((

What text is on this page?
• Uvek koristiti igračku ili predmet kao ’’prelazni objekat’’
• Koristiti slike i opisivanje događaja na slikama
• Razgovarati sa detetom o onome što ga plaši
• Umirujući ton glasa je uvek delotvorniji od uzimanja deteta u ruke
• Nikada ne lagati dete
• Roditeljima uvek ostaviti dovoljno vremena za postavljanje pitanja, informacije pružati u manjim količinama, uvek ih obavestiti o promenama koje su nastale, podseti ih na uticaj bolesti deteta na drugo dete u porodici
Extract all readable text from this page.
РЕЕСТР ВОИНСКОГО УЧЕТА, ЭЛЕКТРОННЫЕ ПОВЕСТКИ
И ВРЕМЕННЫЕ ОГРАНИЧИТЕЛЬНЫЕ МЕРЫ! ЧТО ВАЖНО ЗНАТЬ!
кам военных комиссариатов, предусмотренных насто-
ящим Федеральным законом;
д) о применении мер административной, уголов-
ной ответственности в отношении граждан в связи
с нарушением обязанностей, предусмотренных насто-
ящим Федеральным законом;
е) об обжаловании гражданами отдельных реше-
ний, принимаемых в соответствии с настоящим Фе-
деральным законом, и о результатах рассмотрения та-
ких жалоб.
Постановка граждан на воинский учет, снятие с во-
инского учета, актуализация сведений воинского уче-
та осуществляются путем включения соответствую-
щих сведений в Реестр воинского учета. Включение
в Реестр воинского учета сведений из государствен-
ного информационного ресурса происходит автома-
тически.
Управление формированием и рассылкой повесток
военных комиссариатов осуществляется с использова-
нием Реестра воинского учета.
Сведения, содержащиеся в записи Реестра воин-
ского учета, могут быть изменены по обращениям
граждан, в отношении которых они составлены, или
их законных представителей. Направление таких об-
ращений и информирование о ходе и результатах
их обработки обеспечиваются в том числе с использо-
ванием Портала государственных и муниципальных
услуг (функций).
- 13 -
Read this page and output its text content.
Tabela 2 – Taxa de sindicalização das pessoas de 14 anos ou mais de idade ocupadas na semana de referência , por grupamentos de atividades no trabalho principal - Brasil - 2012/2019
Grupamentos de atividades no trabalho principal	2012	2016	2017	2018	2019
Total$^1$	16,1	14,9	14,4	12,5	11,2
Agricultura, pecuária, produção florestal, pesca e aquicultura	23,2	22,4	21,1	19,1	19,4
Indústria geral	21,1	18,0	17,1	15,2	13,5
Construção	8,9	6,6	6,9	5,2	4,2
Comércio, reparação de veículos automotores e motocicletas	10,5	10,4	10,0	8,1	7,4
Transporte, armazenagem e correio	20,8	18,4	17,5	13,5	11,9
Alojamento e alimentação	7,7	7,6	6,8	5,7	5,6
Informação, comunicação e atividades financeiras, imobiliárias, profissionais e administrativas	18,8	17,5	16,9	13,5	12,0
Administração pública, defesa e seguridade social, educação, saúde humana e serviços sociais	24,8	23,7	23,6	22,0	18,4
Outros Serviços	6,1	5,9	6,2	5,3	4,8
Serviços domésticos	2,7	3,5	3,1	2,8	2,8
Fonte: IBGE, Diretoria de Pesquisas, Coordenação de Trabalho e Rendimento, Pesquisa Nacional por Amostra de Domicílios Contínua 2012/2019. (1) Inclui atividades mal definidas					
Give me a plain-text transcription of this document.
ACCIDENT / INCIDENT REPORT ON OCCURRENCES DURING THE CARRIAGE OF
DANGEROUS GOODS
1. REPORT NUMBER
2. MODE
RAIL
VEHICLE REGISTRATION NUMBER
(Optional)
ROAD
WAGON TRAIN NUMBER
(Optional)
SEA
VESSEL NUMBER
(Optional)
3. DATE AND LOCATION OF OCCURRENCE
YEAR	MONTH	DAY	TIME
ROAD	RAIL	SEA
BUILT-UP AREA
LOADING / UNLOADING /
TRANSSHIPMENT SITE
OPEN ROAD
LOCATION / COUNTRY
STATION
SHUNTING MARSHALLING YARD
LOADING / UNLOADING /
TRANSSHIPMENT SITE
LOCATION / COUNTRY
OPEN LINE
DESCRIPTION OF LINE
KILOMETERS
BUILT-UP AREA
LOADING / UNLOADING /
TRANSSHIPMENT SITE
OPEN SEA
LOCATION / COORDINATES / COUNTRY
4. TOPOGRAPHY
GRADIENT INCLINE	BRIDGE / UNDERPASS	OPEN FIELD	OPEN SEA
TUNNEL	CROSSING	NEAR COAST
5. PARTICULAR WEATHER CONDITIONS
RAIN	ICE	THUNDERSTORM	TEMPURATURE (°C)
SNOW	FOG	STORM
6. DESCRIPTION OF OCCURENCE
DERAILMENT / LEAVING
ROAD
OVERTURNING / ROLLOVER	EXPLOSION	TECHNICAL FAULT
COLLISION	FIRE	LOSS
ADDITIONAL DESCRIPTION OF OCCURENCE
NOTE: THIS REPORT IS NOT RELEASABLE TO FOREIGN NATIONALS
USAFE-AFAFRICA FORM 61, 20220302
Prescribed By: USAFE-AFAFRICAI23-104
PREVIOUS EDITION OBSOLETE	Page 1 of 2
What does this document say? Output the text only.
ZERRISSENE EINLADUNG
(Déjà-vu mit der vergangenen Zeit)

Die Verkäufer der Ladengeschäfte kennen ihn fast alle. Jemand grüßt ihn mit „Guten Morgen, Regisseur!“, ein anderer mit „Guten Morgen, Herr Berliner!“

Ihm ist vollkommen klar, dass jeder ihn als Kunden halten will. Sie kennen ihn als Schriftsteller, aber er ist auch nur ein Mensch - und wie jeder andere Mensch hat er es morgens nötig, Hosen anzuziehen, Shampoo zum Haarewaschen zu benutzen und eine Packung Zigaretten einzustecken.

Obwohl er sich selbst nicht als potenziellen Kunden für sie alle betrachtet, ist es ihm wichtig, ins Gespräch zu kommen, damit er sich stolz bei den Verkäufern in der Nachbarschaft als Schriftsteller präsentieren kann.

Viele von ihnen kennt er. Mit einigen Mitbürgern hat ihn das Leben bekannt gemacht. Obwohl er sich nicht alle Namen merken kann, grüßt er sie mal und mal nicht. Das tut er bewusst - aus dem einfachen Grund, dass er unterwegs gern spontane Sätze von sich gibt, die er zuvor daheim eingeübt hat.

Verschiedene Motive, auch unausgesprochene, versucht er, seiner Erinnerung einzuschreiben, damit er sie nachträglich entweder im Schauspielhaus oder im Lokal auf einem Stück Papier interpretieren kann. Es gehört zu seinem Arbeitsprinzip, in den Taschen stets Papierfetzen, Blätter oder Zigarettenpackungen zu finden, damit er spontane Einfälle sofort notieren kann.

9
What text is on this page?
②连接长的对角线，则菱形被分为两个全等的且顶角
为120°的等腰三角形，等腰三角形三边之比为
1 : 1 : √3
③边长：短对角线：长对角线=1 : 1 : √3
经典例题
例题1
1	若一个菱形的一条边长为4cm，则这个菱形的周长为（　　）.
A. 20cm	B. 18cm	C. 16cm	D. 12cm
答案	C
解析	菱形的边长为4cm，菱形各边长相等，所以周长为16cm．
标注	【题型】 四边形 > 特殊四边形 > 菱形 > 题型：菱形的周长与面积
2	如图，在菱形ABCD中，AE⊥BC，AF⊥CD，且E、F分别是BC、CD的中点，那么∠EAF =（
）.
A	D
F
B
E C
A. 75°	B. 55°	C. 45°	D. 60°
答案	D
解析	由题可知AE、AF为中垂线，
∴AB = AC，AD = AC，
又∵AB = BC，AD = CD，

))

> [Problem details]: Using the entries above, state how many lines include the word "kennen", with no other words.

> [Result of this exercise]: 2